**WRITTEN TASK**
Rewrite the listing below as a numbered list, leaving out any blank lines.

═══

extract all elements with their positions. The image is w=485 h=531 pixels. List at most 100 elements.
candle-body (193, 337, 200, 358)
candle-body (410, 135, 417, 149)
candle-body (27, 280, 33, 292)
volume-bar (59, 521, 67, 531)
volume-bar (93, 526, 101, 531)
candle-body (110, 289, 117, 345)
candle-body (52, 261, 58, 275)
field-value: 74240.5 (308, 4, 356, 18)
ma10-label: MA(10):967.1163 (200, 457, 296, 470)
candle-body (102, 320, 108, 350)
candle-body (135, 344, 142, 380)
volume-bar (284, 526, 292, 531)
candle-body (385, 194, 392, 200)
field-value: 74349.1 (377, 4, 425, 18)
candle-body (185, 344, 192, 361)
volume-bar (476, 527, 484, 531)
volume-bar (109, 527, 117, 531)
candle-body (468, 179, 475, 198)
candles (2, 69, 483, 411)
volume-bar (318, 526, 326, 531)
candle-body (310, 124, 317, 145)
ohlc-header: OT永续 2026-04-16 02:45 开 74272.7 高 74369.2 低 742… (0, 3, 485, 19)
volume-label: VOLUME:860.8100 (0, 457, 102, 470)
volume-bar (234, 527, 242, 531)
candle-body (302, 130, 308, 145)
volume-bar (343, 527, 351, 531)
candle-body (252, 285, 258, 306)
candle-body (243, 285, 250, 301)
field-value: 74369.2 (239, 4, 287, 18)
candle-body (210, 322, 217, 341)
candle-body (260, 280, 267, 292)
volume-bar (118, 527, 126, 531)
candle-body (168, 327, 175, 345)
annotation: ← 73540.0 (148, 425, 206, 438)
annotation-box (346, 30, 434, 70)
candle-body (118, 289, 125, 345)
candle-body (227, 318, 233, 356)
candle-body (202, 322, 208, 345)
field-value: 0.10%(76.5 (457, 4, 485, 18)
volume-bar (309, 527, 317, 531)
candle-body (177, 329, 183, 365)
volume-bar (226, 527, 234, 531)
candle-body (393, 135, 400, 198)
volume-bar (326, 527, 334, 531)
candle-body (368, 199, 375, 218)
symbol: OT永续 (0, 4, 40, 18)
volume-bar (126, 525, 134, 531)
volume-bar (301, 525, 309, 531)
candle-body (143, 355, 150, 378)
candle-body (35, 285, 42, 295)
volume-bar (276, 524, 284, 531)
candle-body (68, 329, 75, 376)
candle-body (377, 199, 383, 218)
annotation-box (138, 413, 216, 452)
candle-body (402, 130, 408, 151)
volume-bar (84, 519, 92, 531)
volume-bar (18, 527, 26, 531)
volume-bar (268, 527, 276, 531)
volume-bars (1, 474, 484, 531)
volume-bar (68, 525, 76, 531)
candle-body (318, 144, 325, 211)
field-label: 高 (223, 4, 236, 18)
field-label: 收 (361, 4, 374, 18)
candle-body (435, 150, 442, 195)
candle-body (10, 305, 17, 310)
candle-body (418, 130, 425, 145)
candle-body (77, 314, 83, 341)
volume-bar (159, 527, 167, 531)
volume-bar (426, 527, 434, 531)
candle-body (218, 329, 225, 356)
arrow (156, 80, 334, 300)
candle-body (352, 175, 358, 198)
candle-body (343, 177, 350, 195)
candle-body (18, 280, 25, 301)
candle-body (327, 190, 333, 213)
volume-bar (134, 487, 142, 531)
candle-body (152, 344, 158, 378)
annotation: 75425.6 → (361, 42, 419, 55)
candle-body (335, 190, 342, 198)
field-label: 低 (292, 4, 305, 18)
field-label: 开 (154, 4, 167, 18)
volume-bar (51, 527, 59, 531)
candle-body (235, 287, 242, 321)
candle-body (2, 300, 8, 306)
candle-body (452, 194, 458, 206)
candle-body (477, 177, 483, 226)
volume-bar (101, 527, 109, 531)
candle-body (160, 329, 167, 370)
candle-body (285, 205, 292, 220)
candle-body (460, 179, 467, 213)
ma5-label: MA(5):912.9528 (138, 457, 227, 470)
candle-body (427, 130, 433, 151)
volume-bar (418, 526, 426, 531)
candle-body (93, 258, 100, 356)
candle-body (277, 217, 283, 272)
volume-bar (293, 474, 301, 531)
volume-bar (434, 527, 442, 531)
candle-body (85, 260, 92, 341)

═══

**RESULT BELOW**
1. extract all elements with their positions. The image is w=485 h=531 pixels. List at most 100 elements.
2. candle-body (193, 337, 200, 358)
3. candle-body (410, 135, 417, 149)
4. candle-body (27, 280, 33, 292)
5. volume-bar (59, 521, 67, 531)
6. volume-bar (93, 526, 101, 531)
7. candle-body (110, 289, 117, 345)
8. candle-body (52, 261, 58, 275)
9. field-value: 74240.5 (308, 4, 356, 18)
10. ma10-label: MA(10):967.1163 (200, 457, 296, 470)
11. candle-body (102, 320, 108, 350)
12. candle-body (135, 344, 142, 380)
13. volume-bar (284, 526, 292, 531)
14. candle-body (385, 194, 392, 200)
15. field-value: 74349.1 (377, 4, 425, 18)
16. candle-body (185, 344, 192, 361)
17. volume-bar (476, 527, 484, 531)
18. volume-bar (109, 527, 117, 531)
19. candle-body (468, 179, 475, 198)
20. candles (2, 69, 483, 411)
21. volume-bar (318, 526, 326, 531)
22. candle-body (310, 124, 317, 145)
23. ohlc-header: OT永续 2026-04-16 02:45 开 74272.7 高 74369.2 低 742… (0, 3, 485, 19)
24. volume-label: VOLUME:860.8100 (0, 457, 102, 470)
25. volume-bar (234, 527, 242, 531)
26. candle-body (302, 130, 308, 145)
27. volume-bar (343, 527, 351, 531)
28. candle-body (252, 285, 258, 306)
29. candle-body (243, 285, 250, 301)
30. field-value: 74369.2 (239, 4, 287, 18)
31. candle-body (210, 322, 217, 341)
32. candle-body (260, 280, 267, 292)
33. volume-bar (118, 527, 126, 531)
34. candle-body (168, 327, 175, 345)
35. annotation: ← 73540.0 (148, 425, 206, 438)
36. annotation-box (346, 30, 434, 70)
37. candle-body (118, 289, 125, 345)
38. candle-body (227, 318, 233, 356)
39. candle-body (202, 322, 208, 345)
40. field-value: 0.10%(76.5 (457, 4, 485, 18)
41. volume-bar (309, 527, 317, 531)
42. candle-body (177, 329, 183, 365)
43. volume-bar (226, 527, 234, 531)
44. candle-body (393, 135, 400, 198)
45. volume-bar (326, 527, 334, 531)
46. candle-body (368, 199, 375, 218)
47. symbol: OT永续 (0, 4, 40, 18)
48. volume-bar (126, 525, 134, 531)
49. volume-bar (301, 525, 309, 531)
50. candle-body (143, 355, 150, 378)
51. candle-body (35, 285, 42, 295)
52. volume-bar (276, 524, 284, 531)
53. candle-body (68, 329, 75, 376)
54. candle-body (377, 199, 383, 218)
55. annotation-box (138, 413, 216, 452)
56. candle-body (402, 130, 408, 151)
57. volume-bar (84, 519, 92, 531)
58. volume-bar (18, 527, 26, 531)
59. volume-bar (268, 527, 276, 531)
60. volume-bars (1, 474, 484, 531)
61. volume-bar (68, 525, 76, 531)
62. candle-body (318, 144, 325, 211)
63. field-label: 高 (223, 4, 236, 18)
64. field-label: 收 (361, 4, 374, 18)
65. candle-body (435, 150, 442, 195)
66. candle-body (10, 305, 17, 310)
67. candle-body (418, 130, 425, 145)
68. candle-body (77, 314, 83, 341)
69. volume-bar (159, 527, 167, 531)
70. volume-bar (426, 527, 434, 531)
71. candle-body (218, 329, 225, 356)
72. arrow (156, 80, 334, 300)
73. candle-body (352, 175, 358, 198)
74. candle-body (343, 177, 350, 195)
75. candle-body (18, 280, 25, 301)
76. candle-body (327, 190, 333, 213)
77. volume-bar (134, 487, 142, 531)
78. candle-body (152, 344, 158, 378)
79. annotation: 75425.6 → (361, 42, 419, 55)
80. candle-body (335, 190, 342, 198)
81. field-label: 低 (292, 4, 305, 18)
82. field-label: 开 (154, 4, 167, 18)
83. volume-bar (51, 527, 59, 531)
84. candle-body (235, 287, 242, 321)
85. candle-body (2, 300, 8, 306)
86. candle-body (452, 194, 458, 206)
87. candle-body (477, 177, 483, 226)
88. volume-bar (101, 527, 109, 531)
89. candle-body (160, 329, 167, 370)
90. candle-body (285, 205, 292, 220)
91. candle-body (460, 179, 467, 213)
92. ma5-label: MA(5):912.9528 (138, 457, 227, 470)
93. candle-body (427, 130, 433, 151)
94. volume-bar (418, 526, 426, 531)
95. candle-body (93, 258, 100, 356)
96. candle-body (277, 217, 283, 272)
97. volume-bar (293, 474, 301, 531)
98. volume-bar (434, 527, 442, 531)
99. candle-body (85, 260, 92, 341)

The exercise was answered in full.